Document passage:
Fix torch.remainder type promotion (#48668)

1.7.1:
In the case where the second argument is a python number, the result is casted to the dtype of the first argument.

>>> torch.remainder(x, 1.2)
tensor([0, 0, 0, 0, 0], dtype=torch.int32)

1.8.0
In the case where the second argument is a python number, the dtype of result is determined by type promotion of both inputs.

>>> torch.remainder(x, 1.2)
tensor([1.0000, 0.8000, 0.6000, 0.4000, 0.2000])

Changes to onnx export API to better handle named arguments (#47367)

The args input argument of the torch.onnx.export function is updated to better support optional arguments. An optional dictionary can be passed in addition as the last argument in the args tuple, specifying inputs with the corresponding named parameter. Note that this is backward breaking for cases where the last input is also of a dictionary type. In the new API, for such cases, it is mandatory to have an empty dictionary as the last argument in the args tuple.

Given request 1:
Express the records from the line containing "sidebar-item-wealth-inequality[interactable]: Wealth inequality" down to the line containing "percentile-scale-heading: PERCENTILE SCALE", both included, as a JSON list of strings with one string per line and blank lines omitted.
The records below the release notes are unrelated to them.

Element placement data:

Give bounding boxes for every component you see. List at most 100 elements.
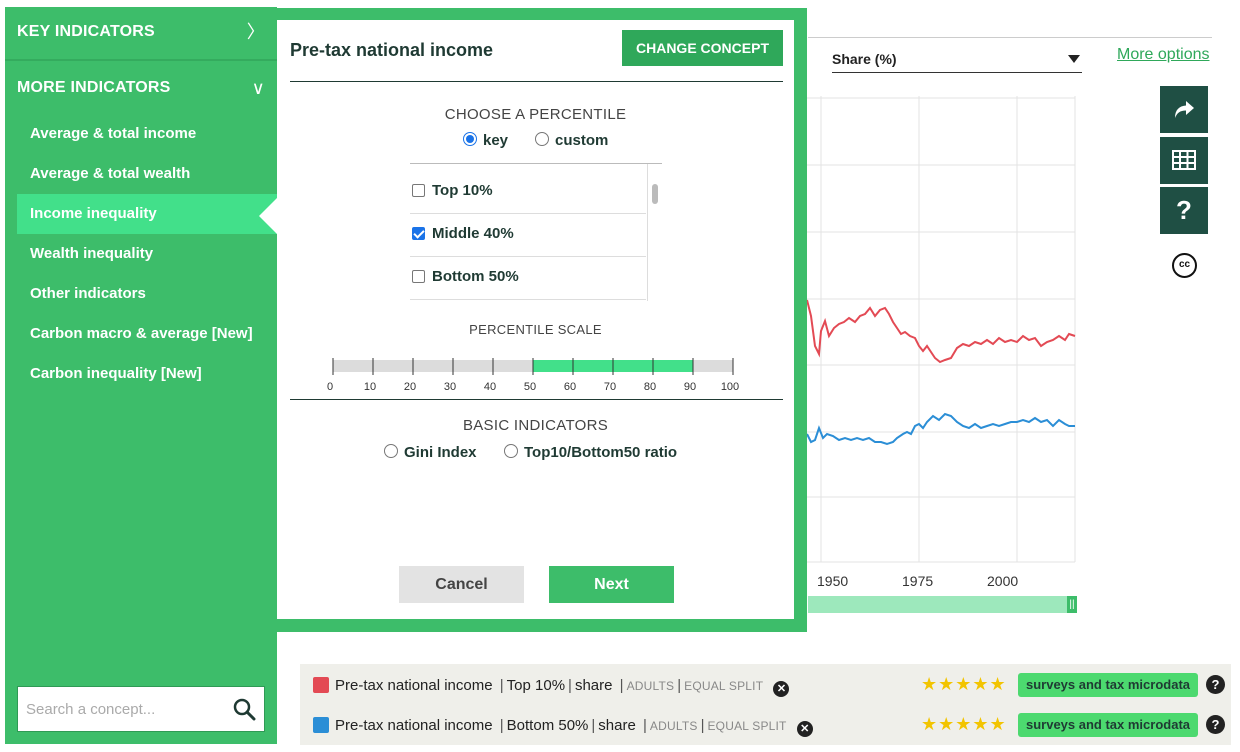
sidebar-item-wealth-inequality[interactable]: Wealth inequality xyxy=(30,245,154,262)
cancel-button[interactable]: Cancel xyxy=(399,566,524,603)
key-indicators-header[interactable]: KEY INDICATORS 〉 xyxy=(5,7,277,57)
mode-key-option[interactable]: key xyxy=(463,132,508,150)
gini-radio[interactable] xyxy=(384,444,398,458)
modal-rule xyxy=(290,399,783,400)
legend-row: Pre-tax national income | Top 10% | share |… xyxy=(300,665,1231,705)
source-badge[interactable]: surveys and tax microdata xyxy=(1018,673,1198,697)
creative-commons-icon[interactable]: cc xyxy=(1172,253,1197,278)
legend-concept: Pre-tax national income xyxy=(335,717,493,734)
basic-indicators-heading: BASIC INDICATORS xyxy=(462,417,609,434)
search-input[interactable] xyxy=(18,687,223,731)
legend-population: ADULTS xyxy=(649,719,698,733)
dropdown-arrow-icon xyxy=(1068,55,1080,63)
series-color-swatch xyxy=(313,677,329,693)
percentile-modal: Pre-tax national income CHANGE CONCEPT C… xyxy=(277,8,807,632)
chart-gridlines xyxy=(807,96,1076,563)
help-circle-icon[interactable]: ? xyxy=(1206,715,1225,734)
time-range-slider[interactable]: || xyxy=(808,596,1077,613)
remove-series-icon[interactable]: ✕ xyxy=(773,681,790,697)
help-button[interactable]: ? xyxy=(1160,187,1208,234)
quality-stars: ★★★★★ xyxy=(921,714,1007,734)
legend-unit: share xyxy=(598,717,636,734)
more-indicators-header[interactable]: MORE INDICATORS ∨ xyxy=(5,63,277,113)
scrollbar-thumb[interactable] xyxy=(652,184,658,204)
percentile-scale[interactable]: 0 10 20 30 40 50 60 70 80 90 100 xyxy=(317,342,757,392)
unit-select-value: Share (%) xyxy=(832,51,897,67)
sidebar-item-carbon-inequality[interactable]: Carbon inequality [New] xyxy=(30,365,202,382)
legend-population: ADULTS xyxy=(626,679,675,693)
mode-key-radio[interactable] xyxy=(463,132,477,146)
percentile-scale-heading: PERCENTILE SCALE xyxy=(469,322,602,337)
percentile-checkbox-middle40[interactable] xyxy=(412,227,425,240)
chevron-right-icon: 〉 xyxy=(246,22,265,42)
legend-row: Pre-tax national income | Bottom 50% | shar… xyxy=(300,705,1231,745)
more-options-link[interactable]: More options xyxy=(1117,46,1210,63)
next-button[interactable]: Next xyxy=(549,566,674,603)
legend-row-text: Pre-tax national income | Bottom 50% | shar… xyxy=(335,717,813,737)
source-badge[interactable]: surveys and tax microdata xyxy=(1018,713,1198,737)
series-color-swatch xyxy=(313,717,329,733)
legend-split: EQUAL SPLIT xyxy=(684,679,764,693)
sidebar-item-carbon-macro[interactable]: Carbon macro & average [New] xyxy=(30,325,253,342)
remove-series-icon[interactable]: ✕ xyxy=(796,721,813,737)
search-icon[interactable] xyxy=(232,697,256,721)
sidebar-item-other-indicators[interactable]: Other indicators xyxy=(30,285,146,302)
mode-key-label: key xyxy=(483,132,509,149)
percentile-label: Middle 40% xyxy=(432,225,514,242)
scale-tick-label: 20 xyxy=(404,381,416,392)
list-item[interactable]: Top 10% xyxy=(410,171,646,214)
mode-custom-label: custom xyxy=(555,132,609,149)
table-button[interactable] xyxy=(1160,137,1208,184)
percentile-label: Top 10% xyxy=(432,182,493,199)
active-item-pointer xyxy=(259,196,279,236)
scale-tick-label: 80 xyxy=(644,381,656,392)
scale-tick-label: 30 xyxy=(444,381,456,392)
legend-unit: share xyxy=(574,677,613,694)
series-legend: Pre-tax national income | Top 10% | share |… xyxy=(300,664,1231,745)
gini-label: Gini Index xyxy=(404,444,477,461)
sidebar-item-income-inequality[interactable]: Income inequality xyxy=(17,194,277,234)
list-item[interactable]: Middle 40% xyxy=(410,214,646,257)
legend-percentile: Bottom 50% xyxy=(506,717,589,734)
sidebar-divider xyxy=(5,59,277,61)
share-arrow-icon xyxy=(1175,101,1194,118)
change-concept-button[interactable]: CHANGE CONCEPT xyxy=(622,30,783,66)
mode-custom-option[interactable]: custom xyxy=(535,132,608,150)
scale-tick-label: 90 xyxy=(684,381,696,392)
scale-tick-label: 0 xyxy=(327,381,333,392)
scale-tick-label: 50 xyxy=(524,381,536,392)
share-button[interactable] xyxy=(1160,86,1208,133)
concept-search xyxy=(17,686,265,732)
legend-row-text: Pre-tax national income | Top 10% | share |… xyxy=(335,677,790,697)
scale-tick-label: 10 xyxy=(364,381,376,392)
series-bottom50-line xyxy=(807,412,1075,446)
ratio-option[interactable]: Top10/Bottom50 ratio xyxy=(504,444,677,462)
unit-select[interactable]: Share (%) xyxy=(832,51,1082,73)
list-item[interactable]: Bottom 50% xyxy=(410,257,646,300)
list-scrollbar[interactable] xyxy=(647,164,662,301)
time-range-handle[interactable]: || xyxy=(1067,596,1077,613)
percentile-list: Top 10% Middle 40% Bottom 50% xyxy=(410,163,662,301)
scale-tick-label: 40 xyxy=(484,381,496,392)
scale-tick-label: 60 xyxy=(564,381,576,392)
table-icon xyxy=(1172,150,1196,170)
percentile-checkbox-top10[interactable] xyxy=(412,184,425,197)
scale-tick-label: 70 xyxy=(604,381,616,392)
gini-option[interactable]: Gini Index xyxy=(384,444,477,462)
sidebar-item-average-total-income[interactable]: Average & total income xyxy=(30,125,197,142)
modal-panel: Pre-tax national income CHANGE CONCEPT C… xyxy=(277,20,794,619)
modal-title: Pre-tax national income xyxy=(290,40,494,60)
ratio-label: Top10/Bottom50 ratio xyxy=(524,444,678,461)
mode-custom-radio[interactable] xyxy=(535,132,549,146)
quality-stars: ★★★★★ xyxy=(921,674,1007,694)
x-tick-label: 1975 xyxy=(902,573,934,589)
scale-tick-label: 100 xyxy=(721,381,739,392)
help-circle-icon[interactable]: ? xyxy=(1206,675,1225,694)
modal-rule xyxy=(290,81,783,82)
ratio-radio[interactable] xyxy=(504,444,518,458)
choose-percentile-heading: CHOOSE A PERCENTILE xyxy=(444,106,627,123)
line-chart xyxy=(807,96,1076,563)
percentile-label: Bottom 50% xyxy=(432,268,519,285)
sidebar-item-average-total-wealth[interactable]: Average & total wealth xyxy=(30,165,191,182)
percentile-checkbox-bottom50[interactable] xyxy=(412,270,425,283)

Given request 2:
Extract, word for word, everything in the release notes from "Fix torch.remainder type" down to "the first argument.".

Complete output 1:
[
  "sidebar-item-wealth-inequality[interactable]: Wealth inequality xyxy=(30,245,154,262)",
  "cancel-button[interactable]: Cancel xyxy=(399,566,524,603)",
  "key-indicators-header[interactable]: KEY INDICATORS 〉 xyxy=(5,7,277,57)",
  "mode-key-option[interactable]: key xyxy=(463,132,508,150)",
  "gini-radio[interactable] xyxy=(384,444,398,458)",
  "modal-rule xyxy=(290,399,783,400)",
  "legend-row: Pre-tax national income | Top 10% | share |… xyxy=(300,665,1231,705)",
  "source-badge[interactable]: surveys and tax microdata xyxy=(1018,673,1198,697)",
  "creative-commons-icon[interactable]: cc xyxy=(1172,253,1197,278)",
  "legend-concept: Pre-tax national income xyxy=(335,717,493,734)",
  "basic-indicators-heading: BASIC INDICATORS xyxy=(462,417,609,434)",
  "search-input[interactable] xyxy=(18,687,223,731)",
  "legend-population: ADULTS xyxy=(649,719,698,733)",
  "dropdown-arrow-icon xyxy=(1068,55,1080,63)",
  "series-color-swatch xyxy=(313,677,329,693)",
  "percentile-modal: Pre-tax national income CHANGE CONCEPT C… xyxy=(277,8,807,632)",
  "chart-gridlines xyxy=(807,96,1076,563)",
  "help-circle-icon[interactable]: ? xyxy=(1206,715,1225,734)",
  "time-range-slider[interactable]: || xyxy=(808,596,1077,613)",
  "remove-series-icon[interactable]: ✕ xyxy=(773,681,790,697)",
  "help-button[interactable]: ? xyxy=(1160,187,1208,234)",
  "quality-stars: ★★★★★ xyxy=(921,714,1007,734)",
  "legend-unit: share xyxy=(598,717,636,734)",
  "more-indicators-header[interactable]: MORE INDICATORS ∨ xyxy=(5,63,277,113)",
  "scrollbar-thumb[interactable] xyxy=(652,184,658,204)",
  "percentile-scale[interactable]: 0 10 20 30 40 50 60 70 80 90 100 xyxy=(317,342,757,392)",
  "unit-select-value: Share (%) xyxy=(832,51,897,67)",
  "sidebar-item-carbon-inequality[interactable]: Carbon inequality [New] xyxy=(30,365,202,382)",
  "legend-population: ADULTS xyxy=(626,679,675,693)",
  "mode-key-radio[interactable] xyxy=(463,132,477,146)",
  "percentile-scale-heading: PERCENTILE SCALE xyxy=(469,322,602,337)"
]

Complete output 2:
Fix torch.remainder type promotion (#48668)

1.7.1:
In the case where the second argument is a python number, the result is casted to the dtype of the first argument.